Gather from the material every line that contains the string "this".

(Data excerpts)
▶
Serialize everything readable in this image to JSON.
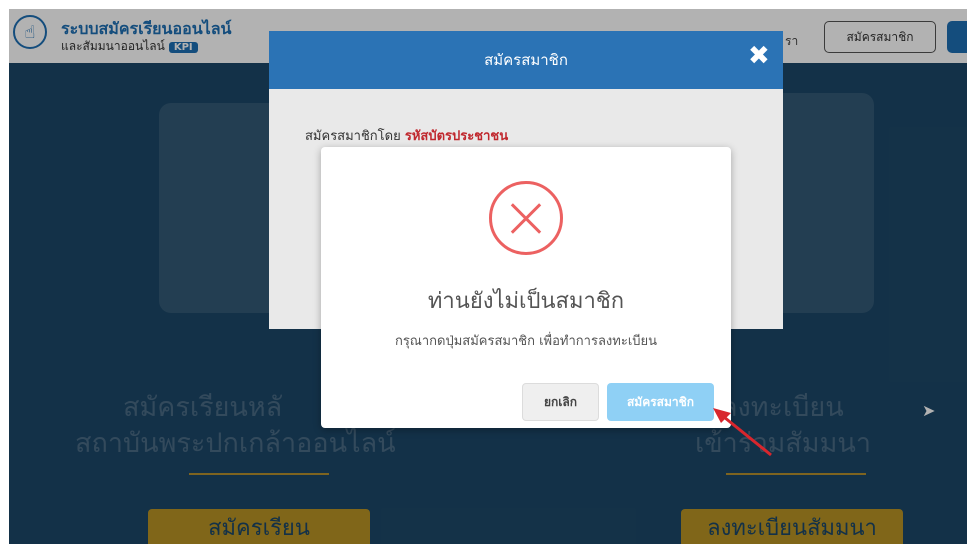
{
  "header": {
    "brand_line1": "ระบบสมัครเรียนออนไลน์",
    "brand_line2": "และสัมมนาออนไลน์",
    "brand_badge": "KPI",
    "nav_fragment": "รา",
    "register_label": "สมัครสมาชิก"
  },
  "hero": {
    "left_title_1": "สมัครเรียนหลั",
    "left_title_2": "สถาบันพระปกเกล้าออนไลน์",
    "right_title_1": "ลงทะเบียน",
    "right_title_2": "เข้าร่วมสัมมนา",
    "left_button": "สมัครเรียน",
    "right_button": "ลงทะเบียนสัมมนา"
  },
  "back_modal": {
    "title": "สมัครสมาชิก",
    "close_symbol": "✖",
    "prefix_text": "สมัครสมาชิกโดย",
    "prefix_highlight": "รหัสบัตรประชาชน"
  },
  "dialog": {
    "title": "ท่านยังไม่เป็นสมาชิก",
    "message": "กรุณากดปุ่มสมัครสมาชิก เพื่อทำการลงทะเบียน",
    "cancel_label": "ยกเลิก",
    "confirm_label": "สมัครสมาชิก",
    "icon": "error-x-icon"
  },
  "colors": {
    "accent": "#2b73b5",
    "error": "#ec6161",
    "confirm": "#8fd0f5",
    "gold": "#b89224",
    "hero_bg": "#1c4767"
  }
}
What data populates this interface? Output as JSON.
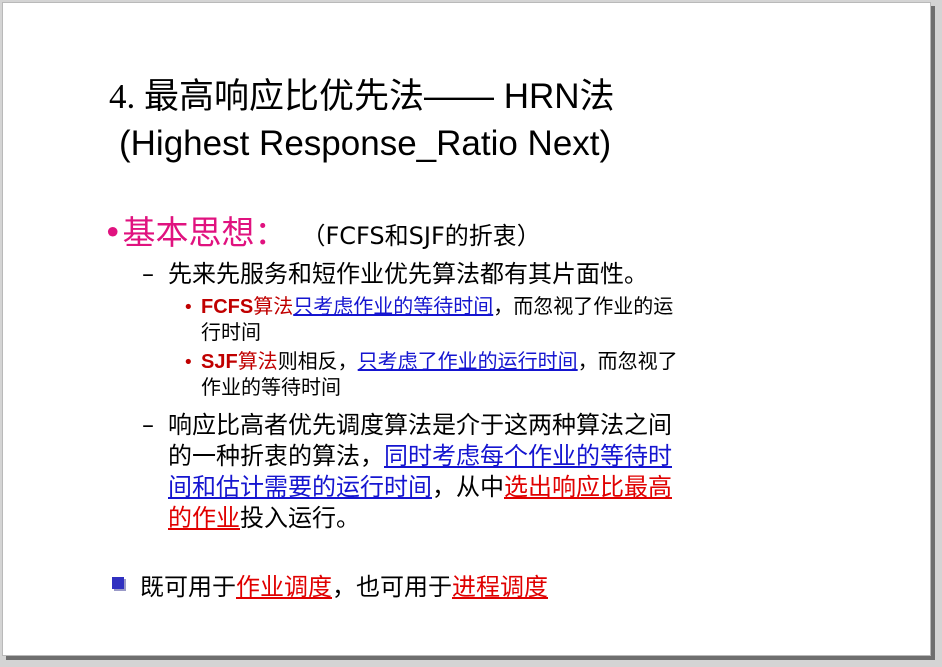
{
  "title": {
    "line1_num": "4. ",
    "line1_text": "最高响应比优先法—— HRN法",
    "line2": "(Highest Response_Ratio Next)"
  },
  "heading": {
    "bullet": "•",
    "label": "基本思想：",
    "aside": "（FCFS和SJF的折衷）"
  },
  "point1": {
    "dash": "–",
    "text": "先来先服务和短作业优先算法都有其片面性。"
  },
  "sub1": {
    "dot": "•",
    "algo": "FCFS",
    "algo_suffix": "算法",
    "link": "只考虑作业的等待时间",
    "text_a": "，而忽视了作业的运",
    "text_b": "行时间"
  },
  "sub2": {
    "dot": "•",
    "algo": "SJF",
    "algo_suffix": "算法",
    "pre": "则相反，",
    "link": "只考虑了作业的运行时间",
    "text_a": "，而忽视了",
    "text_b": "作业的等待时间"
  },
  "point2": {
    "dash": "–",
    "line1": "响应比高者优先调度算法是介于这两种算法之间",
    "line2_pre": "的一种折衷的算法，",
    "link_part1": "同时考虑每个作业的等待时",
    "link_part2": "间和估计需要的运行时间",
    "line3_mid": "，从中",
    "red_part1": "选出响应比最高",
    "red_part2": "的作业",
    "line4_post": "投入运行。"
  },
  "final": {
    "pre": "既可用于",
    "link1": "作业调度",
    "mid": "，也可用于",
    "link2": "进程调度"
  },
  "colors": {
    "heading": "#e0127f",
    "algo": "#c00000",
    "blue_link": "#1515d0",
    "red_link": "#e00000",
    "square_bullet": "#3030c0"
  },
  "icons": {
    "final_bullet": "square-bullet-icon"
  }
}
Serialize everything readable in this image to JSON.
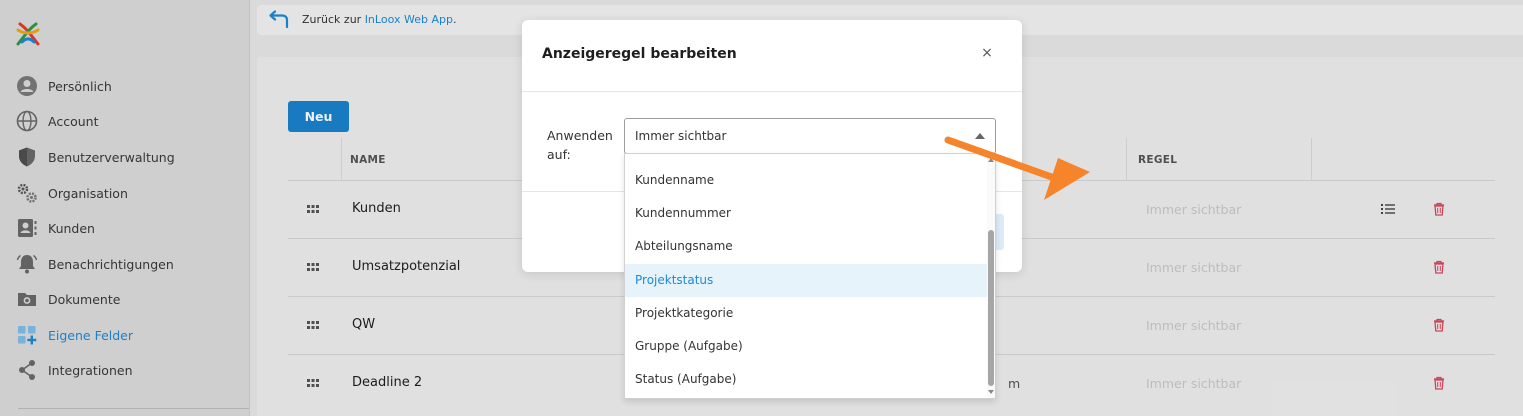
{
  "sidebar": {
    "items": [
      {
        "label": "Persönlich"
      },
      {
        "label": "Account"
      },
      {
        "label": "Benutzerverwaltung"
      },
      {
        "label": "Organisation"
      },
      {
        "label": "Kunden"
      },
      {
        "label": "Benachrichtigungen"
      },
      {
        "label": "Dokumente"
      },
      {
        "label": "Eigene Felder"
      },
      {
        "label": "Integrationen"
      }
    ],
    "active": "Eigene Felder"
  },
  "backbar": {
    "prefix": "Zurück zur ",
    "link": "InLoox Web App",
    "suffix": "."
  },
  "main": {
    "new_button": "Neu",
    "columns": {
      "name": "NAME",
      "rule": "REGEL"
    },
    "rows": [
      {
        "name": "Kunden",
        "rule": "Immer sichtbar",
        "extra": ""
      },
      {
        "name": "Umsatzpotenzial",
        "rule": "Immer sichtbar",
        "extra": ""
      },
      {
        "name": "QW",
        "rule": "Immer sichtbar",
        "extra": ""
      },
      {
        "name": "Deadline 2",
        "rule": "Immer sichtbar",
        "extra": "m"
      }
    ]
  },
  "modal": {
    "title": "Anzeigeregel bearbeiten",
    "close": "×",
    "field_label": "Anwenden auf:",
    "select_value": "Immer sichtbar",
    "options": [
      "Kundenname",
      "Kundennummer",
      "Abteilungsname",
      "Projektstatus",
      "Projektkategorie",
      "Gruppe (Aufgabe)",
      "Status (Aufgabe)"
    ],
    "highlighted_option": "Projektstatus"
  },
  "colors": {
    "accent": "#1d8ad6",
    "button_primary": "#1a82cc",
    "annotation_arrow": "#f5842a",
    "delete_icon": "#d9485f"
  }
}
◀
▶
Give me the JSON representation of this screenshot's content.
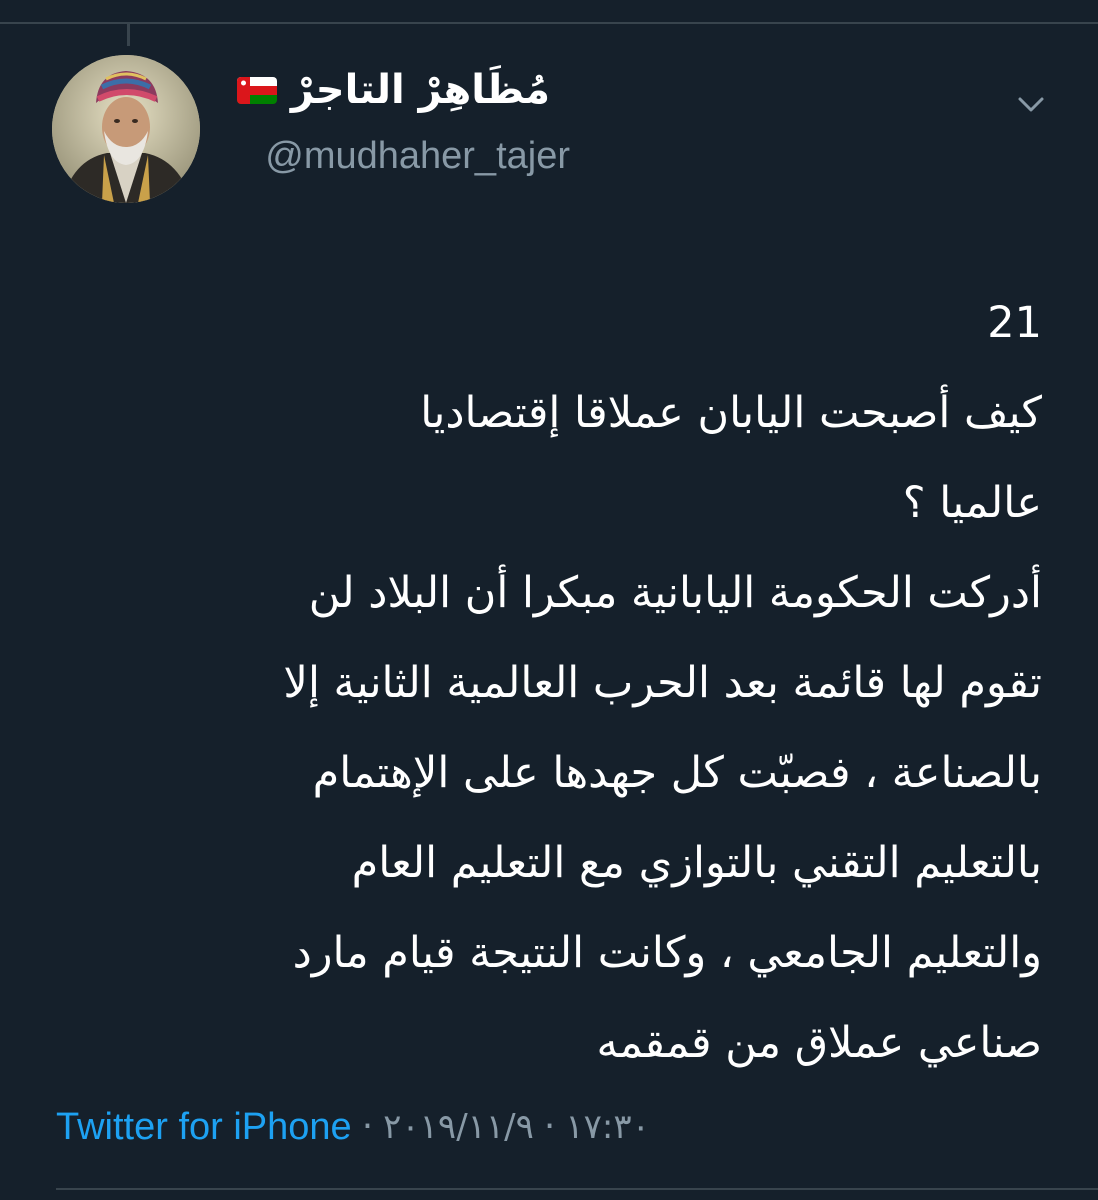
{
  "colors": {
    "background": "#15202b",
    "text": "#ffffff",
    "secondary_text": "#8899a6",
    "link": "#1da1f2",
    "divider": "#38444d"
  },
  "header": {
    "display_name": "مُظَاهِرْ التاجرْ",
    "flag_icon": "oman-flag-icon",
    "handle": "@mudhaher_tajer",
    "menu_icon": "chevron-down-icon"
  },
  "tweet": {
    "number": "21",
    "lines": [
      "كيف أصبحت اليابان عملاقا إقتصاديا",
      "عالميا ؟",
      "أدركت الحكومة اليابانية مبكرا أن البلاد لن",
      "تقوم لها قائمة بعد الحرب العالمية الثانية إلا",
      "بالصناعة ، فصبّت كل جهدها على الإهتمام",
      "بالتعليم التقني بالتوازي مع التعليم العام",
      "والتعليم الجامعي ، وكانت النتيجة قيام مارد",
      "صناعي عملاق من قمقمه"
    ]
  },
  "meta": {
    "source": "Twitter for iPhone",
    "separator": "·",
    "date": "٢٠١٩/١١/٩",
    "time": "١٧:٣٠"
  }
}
◀
Problem solution:
Serialize everything readable in this image to JSON.
What data populates this interface? Output as JSON.
Serialize everything readable in this image to JSON.
Give me the JSON representation of this screenshot's content.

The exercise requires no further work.